- Task instructions
Transcribe all records exactly.

- Provided information

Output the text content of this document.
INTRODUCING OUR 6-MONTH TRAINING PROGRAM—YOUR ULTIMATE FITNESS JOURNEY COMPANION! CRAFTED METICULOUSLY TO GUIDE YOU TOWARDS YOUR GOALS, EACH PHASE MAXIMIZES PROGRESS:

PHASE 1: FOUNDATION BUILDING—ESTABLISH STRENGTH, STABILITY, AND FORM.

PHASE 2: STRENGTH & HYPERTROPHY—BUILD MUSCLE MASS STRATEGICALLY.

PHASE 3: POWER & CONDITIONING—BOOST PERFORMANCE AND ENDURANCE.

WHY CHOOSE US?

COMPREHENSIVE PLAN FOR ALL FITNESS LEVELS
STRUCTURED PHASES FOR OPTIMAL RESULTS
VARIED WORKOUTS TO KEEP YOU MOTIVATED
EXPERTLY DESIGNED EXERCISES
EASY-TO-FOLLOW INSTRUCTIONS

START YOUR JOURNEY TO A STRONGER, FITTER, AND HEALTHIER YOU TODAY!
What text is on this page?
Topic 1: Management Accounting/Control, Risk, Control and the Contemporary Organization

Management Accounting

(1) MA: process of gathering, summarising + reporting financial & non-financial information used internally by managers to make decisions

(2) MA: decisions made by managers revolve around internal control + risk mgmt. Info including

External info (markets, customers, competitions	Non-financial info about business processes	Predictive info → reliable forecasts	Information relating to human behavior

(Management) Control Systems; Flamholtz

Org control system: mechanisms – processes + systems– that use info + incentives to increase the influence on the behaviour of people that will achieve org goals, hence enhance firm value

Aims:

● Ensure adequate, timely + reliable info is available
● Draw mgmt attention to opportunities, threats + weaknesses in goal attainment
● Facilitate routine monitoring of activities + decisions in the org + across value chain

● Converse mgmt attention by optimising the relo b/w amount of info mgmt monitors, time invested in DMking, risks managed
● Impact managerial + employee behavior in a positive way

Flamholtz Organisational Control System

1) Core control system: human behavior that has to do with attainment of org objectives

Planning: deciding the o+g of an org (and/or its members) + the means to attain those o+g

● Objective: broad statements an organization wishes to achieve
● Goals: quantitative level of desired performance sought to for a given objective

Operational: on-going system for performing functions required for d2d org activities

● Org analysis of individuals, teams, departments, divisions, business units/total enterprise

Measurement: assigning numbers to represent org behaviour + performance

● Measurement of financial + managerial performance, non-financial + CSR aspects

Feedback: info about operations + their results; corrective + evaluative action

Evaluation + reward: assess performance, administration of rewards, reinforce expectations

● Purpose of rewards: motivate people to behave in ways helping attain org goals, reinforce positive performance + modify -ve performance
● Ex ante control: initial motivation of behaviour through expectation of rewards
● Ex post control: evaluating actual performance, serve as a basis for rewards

- Response for this exercise
Output the text content of this document.
INTRODUCING OUR 6-MONTH TRAINING PROGRAM—YOUR ULTIMATE FITNESS JOURNEY COMPANION! CRAFTED METICULOUSLY TO GUIDE YOU TOWARDS YOUR GOALS, EACH PHASE MAXIMIZES PROGRESS:

PHASE 1: FOUNDATION BUILDING—ESTABLISH STRENGTH, STABILITY, AND FORM.

PHASE 2: STRENGTH & HYPERTROPHY—BUILD MUSCLE MASS STRATEGICALLY.

PHASE 3: POWER & CONDITIONING—BOOST PERFORMANCE AND ENDURANCE.

WHY CHOOSE US?

COMPREHENSIVE PLAN FOR ALL FITNESS LEVELS
STRUCTURED PHASES FOR OPTIMAL RESULTS
VARIED WORKOUTS TO KEEP YOU MOTIVATED
EXPERTLY DESIGNED EXERCISES
EASY-TO-FOLLOW INSTRUCTIONS

START YOUR JOURNEY TO A STRONGER, FITTER, AND HEALTHIER YOU TODAY!
What text is on this page?
Topic 1: Management Accounting/Control, Risk, Control and the Contemporary Organization

Management Accounting

(1) MA: process of gathering, summarising + reporting financial & non-financial information used internally by managers to make decisions

(2) MA: decisions made by managers revolve around internal control + risk mgmt. Info including

External info (markets, customers, competitions	Non-financial info about business processes	Predictive info → reliable forecasts	Information relating to human behavior

(Management) Control Systems; Flamholtz

Org control system: mechanisms – processes + systems– that use info + incentives to increase the influence on the behaviour of people that will achieve org goals, hence enhance firm value

Aims:

● Ensure adequate, timely + reliable info is available
● Draw mgmt attention to opportunities, threats + weaknesses in goal attainment
● Facilitate routine monitoring of activities + decisions in the org + across value chain

● Converse mgmt attention by optimising the relo b/w amount of info mgmt monitors, time invested in DMking, risks managed
● Impact managerial + employee behavior in a positive way

Flamholtz Organisational Control System

1) Core control system: human behavior that has to do with attainment of org objectives

Planning: deciding the o+g of an org (and/or its members) + the means to attain those o+g

● Objective: broad statements an organization wishes to achieve
● Goals: quantitative level of desired performance sought to for a given objective

Operational: on-going system for performing functions required for d2d org activities

● Org analysis of individuals, teams, departments, divisions, business units/total enterprise

Measurement: assigning numbers to represent org behaviour + performance

● Measurement of financial + managerial performance, non-financial + CSR aspects

Feedback: info about operations + their results; corrective + evaluative action

Evaluation + reward: assess performance, administration of rewards, reinforce expectations

● Purpose of rewards: motivate people to behave in ways helping attain org goals, reinforce positive performance + modify -ve performance
● Ex ante control: initial motivation of behaviour through expectation of rewards
● Ex post control: evaluating actual performance, serve as a basis for rewards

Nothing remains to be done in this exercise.